Records supplied
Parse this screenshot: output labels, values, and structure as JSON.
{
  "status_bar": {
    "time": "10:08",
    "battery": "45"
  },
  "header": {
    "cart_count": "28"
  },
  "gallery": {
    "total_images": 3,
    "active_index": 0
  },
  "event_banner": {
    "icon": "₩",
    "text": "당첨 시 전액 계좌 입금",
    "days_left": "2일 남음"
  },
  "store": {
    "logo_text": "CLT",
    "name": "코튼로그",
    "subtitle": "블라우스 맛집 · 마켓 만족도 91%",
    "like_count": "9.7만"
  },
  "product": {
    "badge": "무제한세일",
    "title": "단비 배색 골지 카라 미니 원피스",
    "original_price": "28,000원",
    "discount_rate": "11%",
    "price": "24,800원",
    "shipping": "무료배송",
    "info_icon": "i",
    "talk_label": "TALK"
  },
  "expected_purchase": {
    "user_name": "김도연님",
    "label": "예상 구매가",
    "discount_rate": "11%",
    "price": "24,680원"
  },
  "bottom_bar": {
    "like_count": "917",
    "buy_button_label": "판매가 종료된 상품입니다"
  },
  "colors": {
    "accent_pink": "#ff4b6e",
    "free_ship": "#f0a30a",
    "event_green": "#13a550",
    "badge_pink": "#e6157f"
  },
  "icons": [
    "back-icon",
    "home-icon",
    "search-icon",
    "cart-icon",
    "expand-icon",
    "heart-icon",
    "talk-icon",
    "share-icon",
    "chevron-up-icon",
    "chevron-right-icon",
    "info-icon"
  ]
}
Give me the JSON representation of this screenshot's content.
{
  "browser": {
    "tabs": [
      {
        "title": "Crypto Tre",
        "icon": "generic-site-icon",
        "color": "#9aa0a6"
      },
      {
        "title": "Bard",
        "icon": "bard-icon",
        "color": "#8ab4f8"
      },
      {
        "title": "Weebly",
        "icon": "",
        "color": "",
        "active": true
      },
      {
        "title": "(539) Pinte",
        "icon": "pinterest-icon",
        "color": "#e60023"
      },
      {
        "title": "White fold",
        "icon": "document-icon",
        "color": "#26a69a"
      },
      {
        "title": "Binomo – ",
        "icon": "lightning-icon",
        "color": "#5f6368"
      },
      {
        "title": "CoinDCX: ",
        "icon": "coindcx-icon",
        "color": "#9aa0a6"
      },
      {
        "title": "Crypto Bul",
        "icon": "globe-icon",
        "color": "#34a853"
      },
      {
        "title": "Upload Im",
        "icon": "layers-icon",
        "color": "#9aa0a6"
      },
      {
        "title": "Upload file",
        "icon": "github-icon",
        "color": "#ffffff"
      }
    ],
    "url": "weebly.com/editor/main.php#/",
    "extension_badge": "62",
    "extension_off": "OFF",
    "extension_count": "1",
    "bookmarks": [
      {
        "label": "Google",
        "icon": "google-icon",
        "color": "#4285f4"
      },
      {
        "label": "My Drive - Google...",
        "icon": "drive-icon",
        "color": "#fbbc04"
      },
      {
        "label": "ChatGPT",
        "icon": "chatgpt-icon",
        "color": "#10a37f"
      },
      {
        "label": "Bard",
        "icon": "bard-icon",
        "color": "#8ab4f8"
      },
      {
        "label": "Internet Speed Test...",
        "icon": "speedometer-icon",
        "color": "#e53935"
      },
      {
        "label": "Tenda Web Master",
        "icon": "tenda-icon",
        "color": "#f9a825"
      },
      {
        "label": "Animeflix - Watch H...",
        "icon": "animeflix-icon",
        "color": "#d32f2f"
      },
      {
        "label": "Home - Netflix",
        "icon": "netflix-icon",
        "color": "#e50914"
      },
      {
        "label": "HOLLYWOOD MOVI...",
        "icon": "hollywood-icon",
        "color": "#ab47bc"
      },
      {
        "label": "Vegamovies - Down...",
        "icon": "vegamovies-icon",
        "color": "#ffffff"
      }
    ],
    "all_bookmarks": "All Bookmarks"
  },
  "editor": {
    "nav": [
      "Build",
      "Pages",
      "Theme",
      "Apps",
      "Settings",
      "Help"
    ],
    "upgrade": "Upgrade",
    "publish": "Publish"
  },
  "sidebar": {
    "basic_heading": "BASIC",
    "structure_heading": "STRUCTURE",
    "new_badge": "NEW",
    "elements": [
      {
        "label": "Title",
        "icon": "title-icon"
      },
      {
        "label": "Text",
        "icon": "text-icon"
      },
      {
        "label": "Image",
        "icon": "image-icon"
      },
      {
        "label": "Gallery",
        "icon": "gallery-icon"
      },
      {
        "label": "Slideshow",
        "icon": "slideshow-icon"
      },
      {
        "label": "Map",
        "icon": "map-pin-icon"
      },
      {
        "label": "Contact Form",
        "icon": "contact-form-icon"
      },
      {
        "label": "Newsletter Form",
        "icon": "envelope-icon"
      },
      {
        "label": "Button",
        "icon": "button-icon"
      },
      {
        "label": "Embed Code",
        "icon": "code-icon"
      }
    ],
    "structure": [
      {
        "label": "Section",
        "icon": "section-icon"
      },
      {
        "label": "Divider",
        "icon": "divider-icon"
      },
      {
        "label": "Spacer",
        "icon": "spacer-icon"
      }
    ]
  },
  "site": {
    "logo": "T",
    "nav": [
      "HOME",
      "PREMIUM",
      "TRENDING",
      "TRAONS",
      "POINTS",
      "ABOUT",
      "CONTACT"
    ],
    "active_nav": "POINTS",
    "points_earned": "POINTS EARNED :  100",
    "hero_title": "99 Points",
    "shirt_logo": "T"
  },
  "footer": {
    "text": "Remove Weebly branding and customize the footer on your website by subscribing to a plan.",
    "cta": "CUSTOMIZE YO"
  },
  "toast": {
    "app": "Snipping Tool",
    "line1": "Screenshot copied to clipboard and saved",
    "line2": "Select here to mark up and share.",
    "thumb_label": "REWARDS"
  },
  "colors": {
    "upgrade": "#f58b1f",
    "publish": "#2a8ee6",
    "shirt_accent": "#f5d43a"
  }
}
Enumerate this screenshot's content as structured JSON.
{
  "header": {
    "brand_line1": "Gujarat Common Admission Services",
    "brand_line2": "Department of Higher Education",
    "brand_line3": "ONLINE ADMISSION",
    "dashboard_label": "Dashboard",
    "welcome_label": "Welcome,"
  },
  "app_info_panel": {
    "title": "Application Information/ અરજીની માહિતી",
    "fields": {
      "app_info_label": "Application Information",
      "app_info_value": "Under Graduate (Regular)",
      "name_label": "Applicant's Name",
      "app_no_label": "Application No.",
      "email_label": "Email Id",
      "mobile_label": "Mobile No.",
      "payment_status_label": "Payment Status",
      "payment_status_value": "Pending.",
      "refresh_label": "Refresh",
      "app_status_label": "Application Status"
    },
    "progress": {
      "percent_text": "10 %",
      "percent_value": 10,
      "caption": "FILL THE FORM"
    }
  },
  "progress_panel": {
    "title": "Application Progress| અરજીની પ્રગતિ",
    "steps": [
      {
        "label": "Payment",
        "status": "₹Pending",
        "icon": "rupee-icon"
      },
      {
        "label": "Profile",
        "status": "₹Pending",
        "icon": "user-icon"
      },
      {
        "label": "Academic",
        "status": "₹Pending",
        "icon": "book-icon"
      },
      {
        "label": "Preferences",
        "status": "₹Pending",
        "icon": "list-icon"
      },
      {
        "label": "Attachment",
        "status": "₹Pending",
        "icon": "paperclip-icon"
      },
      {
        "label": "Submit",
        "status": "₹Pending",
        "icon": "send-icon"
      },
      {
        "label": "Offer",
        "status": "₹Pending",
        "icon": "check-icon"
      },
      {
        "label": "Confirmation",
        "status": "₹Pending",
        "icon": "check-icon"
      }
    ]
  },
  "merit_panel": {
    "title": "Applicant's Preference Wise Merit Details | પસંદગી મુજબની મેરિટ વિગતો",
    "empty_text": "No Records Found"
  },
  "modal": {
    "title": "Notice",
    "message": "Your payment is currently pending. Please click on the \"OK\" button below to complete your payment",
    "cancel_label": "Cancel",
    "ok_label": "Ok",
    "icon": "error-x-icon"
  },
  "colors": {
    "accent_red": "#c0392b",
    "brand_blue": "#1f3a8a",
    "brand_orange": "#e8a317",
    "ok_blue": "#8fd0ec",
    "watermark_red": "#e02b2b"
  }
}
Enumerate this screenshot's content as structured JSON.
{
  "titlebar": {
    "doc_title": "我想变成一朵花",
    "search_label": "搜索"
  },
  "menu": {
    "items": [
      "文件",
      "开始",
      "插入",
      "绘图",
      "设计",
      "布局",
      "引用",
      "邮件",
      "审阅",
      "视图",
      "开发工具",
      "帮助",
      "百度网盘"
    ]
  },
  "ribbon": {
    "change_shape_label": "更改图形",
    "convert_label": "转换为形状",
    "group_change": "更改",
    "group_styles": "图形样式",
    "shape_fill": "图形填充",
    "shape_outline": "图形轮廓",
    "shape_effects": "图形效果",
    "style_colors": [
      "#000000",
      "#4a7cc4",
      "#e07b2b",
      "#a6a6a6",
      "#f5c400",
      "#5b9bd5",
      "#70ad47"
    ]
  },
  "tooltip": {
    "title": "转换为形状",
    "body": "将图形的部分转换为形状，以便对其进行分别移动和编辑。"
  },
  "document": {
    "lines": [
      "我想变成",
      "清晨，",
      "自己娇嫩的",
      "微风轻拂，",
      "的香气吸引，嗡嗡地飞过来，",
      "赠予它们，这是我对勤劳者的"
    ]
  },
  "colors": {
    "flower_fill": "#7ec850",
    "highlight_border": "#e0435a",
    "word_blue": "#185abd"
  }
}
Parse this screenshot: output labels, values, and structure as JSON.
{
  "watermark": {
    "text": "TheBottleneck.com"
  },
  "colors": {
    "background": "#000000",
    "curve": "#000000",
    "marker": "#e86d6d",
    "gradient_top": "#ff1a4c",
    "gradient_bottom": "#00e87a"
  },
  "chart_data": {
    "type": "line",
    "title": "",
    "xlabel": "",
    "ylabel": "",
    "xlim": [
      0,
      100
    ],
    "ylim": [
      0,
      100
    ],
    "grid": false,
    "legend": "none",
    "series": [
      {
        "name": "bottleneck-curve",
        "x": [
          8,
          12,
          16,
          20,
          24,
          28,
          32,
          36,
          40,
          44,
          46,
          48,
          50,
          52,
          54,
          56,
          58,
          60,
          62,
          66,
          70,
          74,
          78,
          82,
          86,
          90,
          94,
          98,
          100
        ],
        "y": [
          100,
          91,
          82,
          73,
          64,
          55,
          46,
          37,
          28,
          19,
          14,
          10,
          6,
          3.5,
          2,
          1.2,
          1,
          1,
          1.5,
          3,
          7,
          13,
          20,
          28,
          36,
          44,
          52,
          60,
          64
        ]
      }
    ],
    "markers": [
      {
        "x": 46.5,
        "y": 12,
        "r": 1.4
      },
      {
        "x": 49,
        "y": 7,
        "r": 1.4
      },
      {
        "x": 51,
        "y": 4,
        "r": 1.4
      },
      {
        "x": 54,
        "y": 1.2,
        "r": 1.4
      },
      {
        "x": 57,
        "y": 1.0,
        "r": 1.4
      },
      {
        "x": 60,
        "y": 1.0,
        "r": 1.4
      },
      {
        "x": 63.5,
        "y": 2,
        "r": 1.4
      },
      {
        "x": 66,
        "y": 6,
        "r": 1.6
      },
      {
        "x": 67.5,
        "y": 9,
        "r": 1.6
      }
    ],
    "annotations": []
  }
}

The exercise
Pull every line containing "editor" out of the data above.

Written solution
    "url": "weebly.com/editor/main.php#/",
  "editor": {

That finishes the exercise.